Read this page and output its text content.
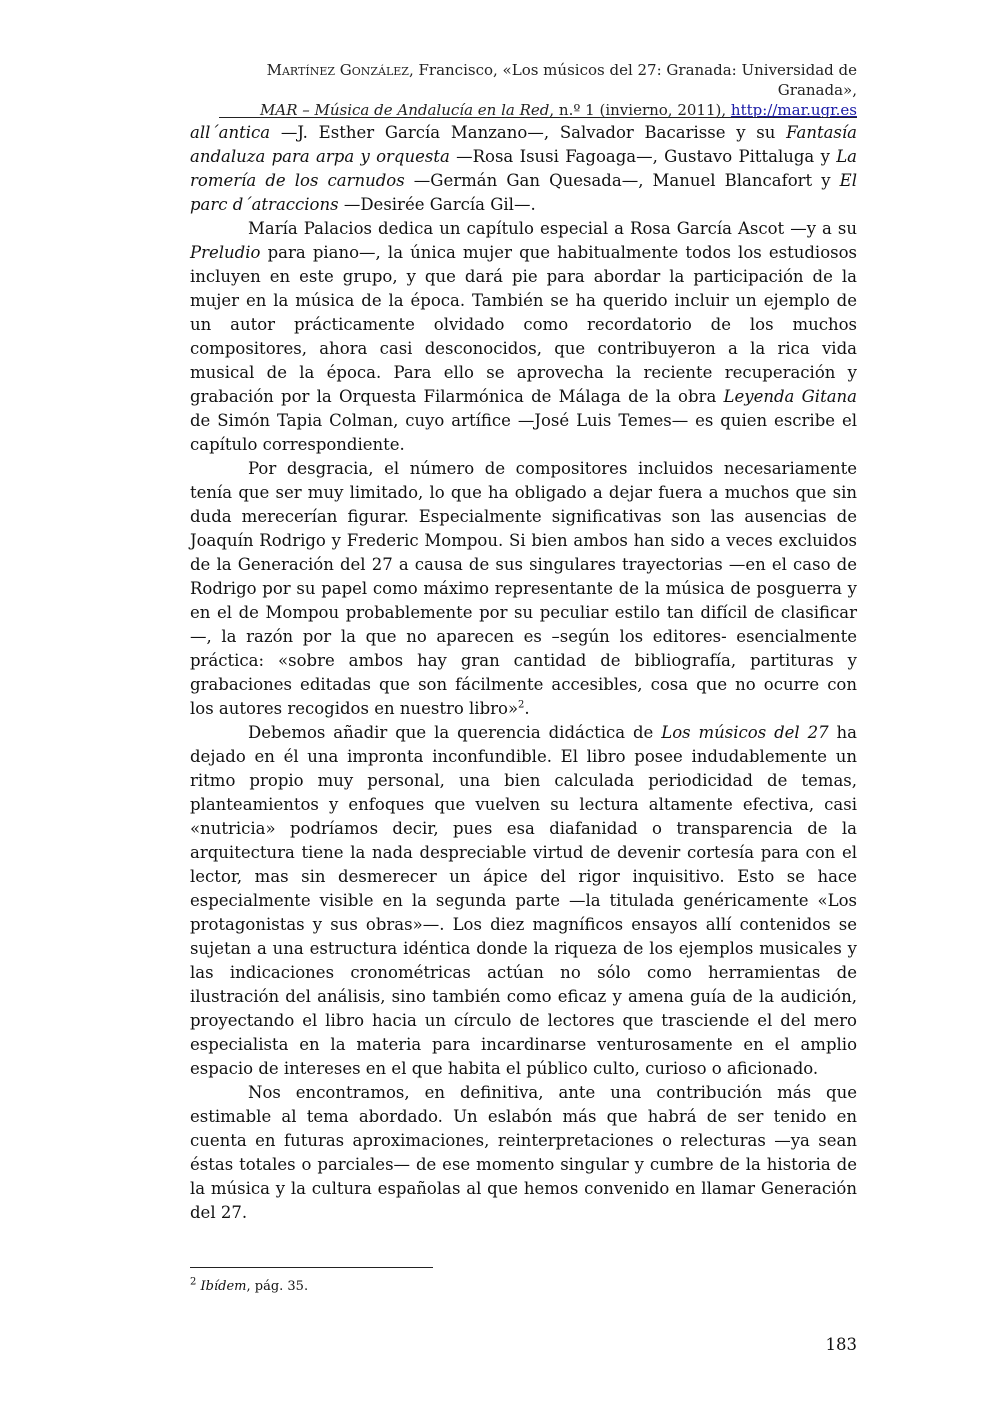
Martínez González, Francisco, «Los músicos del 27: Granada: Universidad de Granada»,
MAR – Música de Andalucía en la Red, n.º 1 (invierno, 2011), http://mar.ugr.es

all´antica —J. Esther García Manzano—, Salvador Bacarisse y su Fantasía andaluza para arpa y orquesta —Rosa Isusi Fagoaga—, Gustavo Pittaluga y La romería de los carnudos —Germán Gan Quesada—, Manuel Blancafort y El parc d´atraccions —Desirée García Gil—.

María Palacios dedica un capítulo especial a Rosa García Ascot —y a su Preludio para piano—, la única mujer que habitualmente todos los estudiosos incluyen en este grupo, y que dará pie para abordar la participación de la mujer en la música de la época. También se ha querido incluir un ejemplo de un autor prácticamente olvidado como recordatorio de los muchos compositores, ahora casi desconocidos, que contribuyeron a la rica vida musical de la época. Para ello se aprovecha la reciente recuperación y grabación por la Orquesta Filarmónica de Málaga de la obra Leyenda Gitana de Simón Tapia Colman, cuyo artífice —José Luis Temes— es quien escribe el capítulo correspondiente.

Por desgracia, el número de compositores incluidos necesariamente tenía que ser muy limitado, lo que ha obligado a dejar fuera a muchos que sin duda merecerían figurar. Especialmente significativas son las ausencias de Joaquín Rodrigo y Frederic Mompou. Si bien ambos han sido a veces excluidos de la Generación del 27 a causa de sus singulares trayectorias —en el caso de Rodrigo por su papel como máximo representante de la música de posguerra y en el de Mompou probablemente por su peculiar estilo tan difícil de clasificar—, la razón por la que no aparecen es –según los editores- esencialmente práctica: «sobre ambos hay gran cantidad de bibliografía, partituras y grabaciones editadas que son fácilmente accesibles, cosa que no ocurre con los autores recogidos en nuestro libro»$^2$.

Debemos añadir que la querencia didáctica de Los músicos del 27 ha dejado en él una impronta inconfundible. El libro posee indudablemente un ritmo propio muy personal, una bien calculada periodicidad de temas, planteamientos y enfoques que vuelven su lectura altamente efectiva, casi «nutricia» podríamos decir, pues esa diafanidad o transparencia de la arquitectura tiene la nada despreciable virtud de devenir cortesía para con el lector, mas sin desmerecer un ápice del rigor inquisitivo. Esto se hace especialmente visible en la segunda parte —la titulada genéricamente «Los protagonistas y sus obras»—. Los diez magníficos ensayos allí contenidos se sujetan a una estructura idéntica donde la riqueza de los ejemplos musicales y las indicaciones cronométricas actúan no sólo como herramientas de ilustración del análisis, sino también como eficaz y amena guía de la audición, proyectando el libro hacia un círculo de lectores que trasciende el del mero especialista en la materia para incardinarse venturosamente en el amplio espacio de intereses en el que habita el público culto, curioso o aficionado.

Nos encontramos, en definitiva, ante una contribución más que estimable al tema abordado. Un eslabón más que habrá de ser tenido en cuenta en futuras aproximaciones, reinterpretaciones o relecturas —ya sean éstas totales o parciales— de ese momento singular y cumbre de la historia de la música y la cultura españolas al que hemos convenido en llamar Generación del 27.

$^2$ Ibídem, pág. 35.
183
——
- [STATED PROBLEM] Go through the lines above. Select every one that has the string "García".

- [SOLUTION]
all´antica —J. Esther García Manzano—, Salvador Bacarisse y su Fantasía andaluza para arpa y orquesta —Rosa Isusi Fagoaga—, Gustavo Pittaluga y La romería de los carnudos —Germán Gan Quesada—, Manuel Blancafort y El parc d´atraccions —Desirée García Gil—.
María Palacios dedica un capítulo especial a Rosa García Ascot —y a su Preludio para piano—, la única mujer que habitualmente todos los estudiosos incluyen en este grupo, y que dará pie para abordar la participación de la mujer en la música de la época. También se ha querido incluir un ejemplo de un autor prácticamente olvidado como recordatorio de los muchos compositores, ahora casi desconocidos, que contribuyeron a la rica vida musical de la época. Para ello se aprovecha la reciente recuperación y grabación por la Orquesta Filarmónica de Málaga de la obra Leyenda Gitana de Simón Tapia Colman, cuyo artífice —José Luis Temes— es quien escribe el capítulo correspondiente.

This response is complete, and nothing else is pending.